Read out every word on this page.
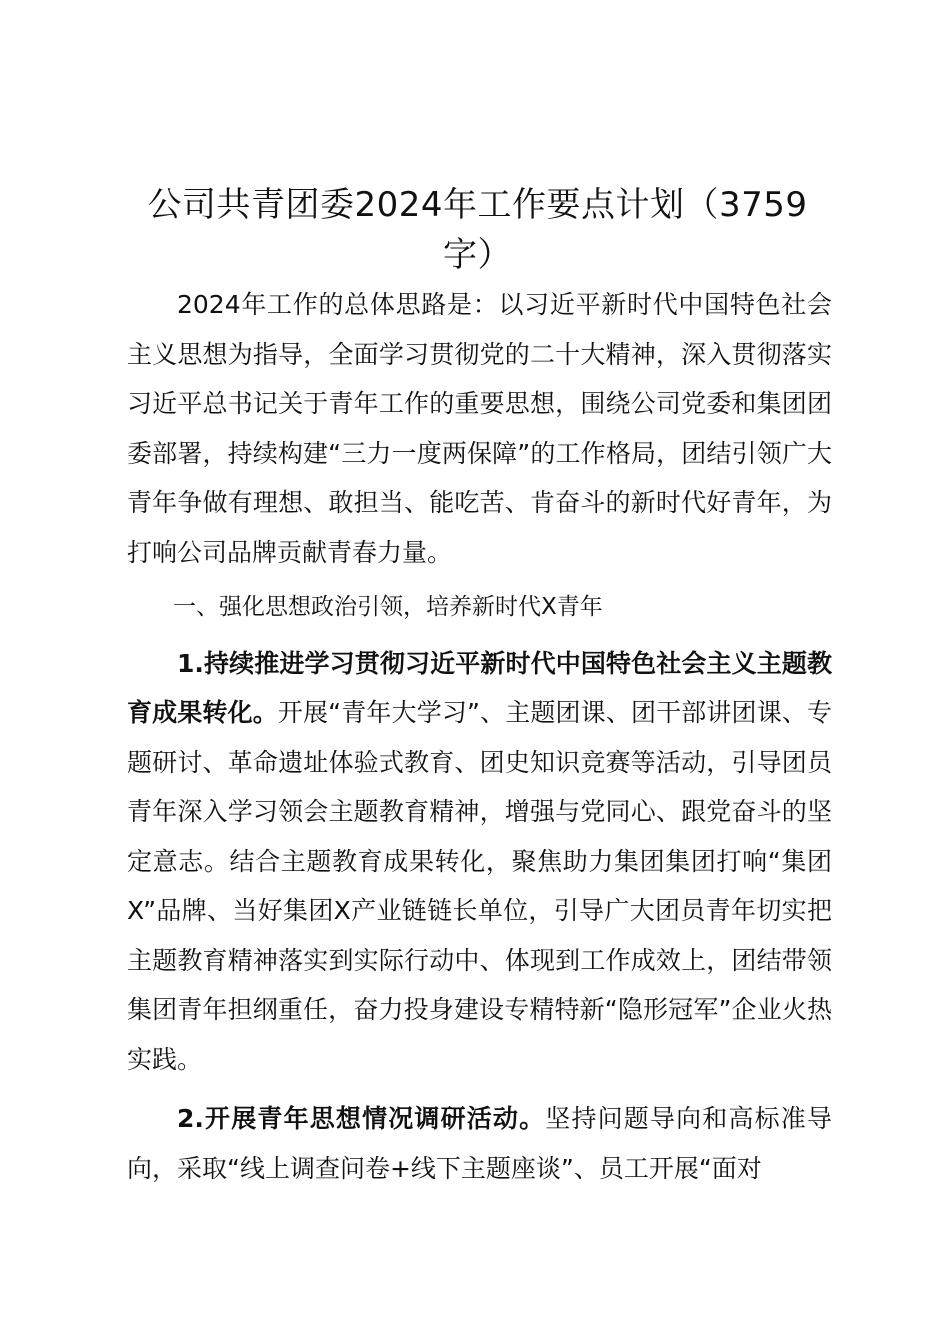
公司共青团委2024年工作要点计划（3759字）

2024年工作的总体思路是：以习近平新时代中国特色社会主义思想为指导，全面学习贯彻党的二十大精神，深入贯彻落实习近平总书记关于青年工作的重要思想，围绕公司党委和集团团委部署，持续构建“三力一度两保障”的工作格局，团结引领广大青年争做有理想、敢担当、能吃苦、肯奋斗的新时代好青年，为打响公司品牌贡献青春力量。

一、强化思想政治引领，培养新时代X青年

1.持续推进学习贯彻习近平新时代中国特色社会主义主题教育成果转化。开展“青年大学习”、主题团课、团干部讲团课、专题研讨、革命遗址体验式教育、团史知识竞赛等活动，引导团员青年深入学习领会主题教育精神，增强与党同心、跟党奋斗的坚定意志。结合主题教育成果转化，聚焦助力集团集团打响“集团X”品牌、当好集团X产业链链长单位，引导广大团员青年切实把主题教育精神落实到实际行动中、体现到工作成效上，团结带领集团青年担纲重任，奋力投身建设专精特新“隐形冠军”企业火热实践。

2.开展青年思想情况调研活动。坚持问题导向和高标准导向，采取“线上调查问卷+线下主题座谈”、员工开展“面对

* * *

#### [WHAT IS ASKED]
Reproduce the material in its entirety and word for word, without the pictures.

#### [RESULT FOR THIS EXERCISE]
Read out every word on this page.
公司共青团委2024年工作要点计划（3759字）

2024年工作的总体思路是：以习近平新时代中国特色社会主义思想为指导，全面学习贯彻党的二十大精神，深入贯彻落实习近平总书记关于青年工作的重要思想，围绕公司党委和集团团委部署，持续构建“三力一度两保障”的工作格局，团结引领广大青年争做有理想、敢担当、能吃苦、肯奋斗的新时代好青年，为打响公司品牌贡献青春力量。

一、强化思想政治引领，培养新时代X青年

1.持续推进学习贯彻习近平新时代中国特色社会主义主题教育成果转化。开展“青年大学习”、主题团课、团干部讲团课、专题研讨、革命遗址体验式教育、团史知识竞赛等活动，引导团员青年深入学习领会主题教育精神，增强与党同心、跟党奋斗的坚定意志。结合主题教育成果转化，聚焦助力集团集团打响“集团X”品牌、当好集团X产业链链长单位，引导广大团员青年切实把主题教育精神落实到实际行动中、体现到工作成效上，团结带领集团青年担纲重任，奋力投身建设专精特新“隐形冠军”企业火热实践。

2.开展青年思想情况调研活动。坚持问题导向和高标准导向，采取“线上调查问卷+线下主题座谈”、员工开展“面对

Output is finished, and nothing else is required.